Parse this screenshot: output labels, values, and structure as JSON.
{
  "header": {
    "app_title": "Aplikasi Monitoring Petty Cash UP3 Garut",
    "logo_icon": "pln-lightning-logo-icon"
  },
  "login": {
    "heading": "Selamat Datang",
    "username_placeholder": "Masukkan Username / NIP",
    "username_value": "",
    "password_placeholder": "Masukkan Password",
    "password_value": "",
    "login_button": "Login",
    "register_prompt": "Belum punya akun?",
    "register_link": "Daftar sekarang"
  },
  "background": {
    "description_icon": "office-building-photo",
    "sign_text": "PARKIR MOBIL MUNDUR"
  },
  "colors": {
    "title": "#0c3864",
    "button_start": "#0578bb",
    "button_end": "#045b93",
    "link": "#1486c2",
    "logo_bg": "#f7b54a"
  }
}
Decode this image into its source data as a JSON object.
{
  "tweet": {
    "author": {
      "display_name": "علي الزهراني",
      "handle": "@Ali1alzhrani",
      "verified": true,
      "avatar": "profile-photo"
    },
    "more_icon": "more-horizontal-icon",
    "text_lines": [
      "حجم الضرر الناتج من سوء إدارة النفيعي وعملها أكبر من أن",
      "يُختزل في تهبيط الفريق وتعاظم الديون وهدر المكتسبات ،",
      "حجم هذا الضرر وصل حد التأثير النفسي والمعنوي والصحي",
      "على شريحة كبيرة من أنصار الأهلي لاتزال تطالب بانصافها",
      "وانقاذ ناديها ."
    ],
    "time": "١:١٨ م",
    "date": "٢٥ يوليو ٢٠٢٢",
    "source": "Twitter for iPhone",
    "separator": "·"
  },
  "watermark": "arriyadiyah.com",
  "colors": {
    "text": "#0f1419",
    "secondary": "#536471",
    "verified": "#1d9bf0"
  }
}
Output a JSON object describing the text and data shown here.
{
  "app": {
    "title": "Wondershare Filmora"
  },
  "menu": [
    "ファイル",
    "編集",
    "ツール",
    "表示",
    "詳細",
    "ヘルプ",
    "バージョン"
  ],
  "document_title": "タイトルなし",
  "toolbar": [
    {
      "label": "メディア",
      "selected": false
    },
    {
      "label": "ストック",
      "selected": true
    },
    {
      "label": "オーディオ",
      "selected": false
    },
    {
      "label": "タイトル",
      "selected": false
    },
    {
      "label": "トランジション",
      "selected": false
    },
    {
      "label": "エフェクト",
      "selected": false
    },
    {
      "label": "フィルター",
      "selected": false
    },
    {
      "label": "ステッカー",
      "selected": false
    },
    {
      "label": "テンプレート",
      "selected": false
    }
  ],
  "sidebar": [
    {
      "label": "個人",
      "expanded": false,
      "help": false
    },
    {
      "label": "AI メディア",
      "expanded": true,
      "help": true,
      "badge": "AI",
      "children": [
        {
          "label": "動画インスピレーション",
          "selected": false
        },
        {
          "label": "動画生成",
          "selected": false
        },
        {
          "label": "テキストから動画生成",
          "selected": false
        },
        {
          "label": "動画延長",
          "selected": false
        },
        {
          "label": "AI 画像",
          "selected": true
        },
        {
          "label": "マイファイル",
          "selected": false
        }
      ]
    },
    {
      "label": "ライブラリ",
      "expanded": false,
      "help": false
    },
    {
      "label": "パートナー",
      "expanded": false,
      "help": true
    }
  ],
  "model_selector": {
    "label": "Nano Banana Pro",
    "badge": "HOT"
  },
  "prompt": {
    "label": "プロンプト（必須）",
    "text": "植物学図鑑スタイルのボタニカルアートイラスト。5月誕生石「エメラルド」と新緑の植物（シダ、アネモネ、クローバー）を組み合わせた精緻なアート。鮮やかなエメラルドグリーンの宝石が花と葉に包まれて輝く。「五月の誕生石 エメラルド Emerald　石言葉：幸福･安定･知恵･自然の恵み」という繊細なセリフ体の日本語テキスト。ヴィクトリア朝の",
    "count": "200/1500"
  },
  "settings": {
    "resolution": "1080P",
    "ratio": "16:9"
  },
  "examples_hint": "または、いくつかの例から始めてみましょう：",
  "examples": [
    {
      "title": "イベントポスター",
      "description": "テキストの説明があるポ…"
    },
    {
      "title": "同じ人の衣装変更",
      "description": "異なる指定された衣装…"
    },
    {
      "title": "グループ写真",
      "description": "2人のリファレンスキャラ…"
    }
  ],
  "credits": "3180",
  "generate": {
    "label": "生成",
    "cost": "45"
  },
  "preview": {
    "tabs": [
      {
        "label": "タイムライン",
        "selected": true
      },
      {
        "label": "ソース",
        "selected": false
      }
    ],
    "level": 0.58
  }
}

SET TASK - Please reproduce each record precisely as written.

RESPONSE TO THE TASK -
Parse this screenshot: output labels, values, and structure as JSON.
{
  "header": {
    "app_title": "Aplikasi Monitoring Petty Cash UP3 Garut",
    "logo_icon": "pln-lightning-logo-icon"
  },
  "login": {
    "heading": "Selamat Datang",
    "username_placeholder": "Masukkan Username / NIP",
    "username_value": "",
    "password_placeholder": "Masukkan Password",
    "password_value": "",
    "login_button": "Login",
    "register_prompt": "Belum punya akun?",
    "register_link": "Daftar sekarang"
  },
  "background": {
    "description_icon": "office-building-photo",
    "sign_text": "PARKIR MOBIL MUNDUR"
  },
  "colors": {
    "title": "#0c3864",
    "button_start": "#0578bb",
    "button_end": "#045b93",
    "link": "#1486c2",
    "logo_bg": "#f7b54a"
  }
}
Decode this image into its source data as a JSON object.
{
  "tweet": {
    "author": {
      "display_name": "علي الزهراني",
      "handle": "@Ali1alzhrani",
      "verified": true,
      "avatar": "profile-photo"
    },
    "more_icon": "more-horizontal-icon",
    "text_lines": [
      "حجم الضرر الناتج من سوء إدارة النفيعي وعملها أكبر من أن",
      "يُختزل في تهبيط الفريق وتعاظم الديون وهدر المكتسبات ،",
      "حجم هذا الضرر وصل حد التأثير النفسي والمعنوي والصحي",
      "على شريحة كبيرة من أنصار الأهلي لاتزال تطالب بانصافها",
      "وانقاذ ناديها ."
    ],
    "time": "١:١٨ م",
    "date": "٢٥ يوليو ٢٠٢٢",
    "source": "Twitter for iPhone",
    "separator": "·"
  },
  "watermark": "arriyadiyah.com",
  "colors": {
    "text": "#0f1419",
    "secondary": "#536471",
    "verified": "#1d9bf0"
  }
}
Output a JSON object describing the text and data shown here.
{
  "app": {
    "title": "Wondershare Filmora"
  },
  "menu": [
    "ファイル",
    "編集",
    "ツール",
    "表示",
    "詳細",
    "ヘルプ",
    "バージョン"
  ],
  "document_title": "タイトルなし",
  "toolbar": [
    {
      "label": "メディア",
      "selected": false
    },
    {
      "label": "ストック",
      "selected": true
    },
    {
      "label": "オーディオ",
      "selected": false
    },
    {
      "label": "タイトル",
      "selected": false
    },
    {
      "label": "トランジション",
      "selected": false
    },
    {
      "label": "エフェクト",
      "selected": false
    },
    {
      "label": "フィルター",
      "selected": false
    },
    {
      "label": "ステッカー",
      "selected": false
    },
    {
      "label": "テンプレート",
      "selected": false
    }
  ],
  "sidebar": [
    {
      "label": "個人",
      "expanded": false,
      "help": false
    },
    {
      "label": "AI メディア",
      "expanded": true,
      "help": true,
      "badge": "AI",
      "children": [
        {
          "label": "動画インスピレーション",
          "selected": false
        },
        {
          "label": "動画生成",
          "selected": false
        },
        {
          "label": "テキストから動画生成",
          "selected": false
        },
        {
          "label": "動画延長",
          "selected": false
        },
        {
          "label": "AI 画像",
          "selected": true
        },
        {
          "label": "マイファイル",
          "selected": false
        }
      ]
    },
    {
      "label": "ライブラリ",
      "expanded": false,
      "help": false
    },
    {
      "label": "パートナー",
      "expanded": false,
      "help": true
    }
  ],
  "model_selector": {
    "label": "Nano Banana Pro",
    "badge": "HOT"
  },
  "prompt": {
    "label": "プロンプト（必須）",
    "text": "植物学図鑑スタイルのボタニカルアートイラスト。5月誕生石「エメラルド」と新緑の植物（シダ、アネモネ、クローバー）を組み合わせた精緻なアート。鮮やかなエメラルドグリーンの宝石が花と葉に包まれて輝く。「五月の誕生石 エメラルド Emerald　石言葉：幸福･安定･知恵･自然の恵み」という繊細なセリフ体の日本語テキスト。ヴィクトリア朝の",
    "count": "200/1500"
  },
  "settings": {
    "resolution": "1080P",
    "ratio": "16:9"
  },
  "examples_hint": "または、いくつかの例から始めてみましょう：",
  "examples": [
    {
      "title": "イベントポスター",
      "description": "テキストの説明があるポ…"
    },
    {
      "title": "同じ人の衣装変更",
      "description": "異なる指定された衣装…"
    },
    {
      "title": "グループ写真",
      "description": "2人のリファレンスキャラ…"
    }
  ],
  "credits": "3180",
  "generate": {
    "label": "生成",
    "cost": "45"
  },
  "preview": {
    "tabs": [
      {
        "label": "タイムライン",
        "selected": true
      },
      {
        "label": "ソース",
        "selected": false
      }
    ],
    "level": 0.58
  }
}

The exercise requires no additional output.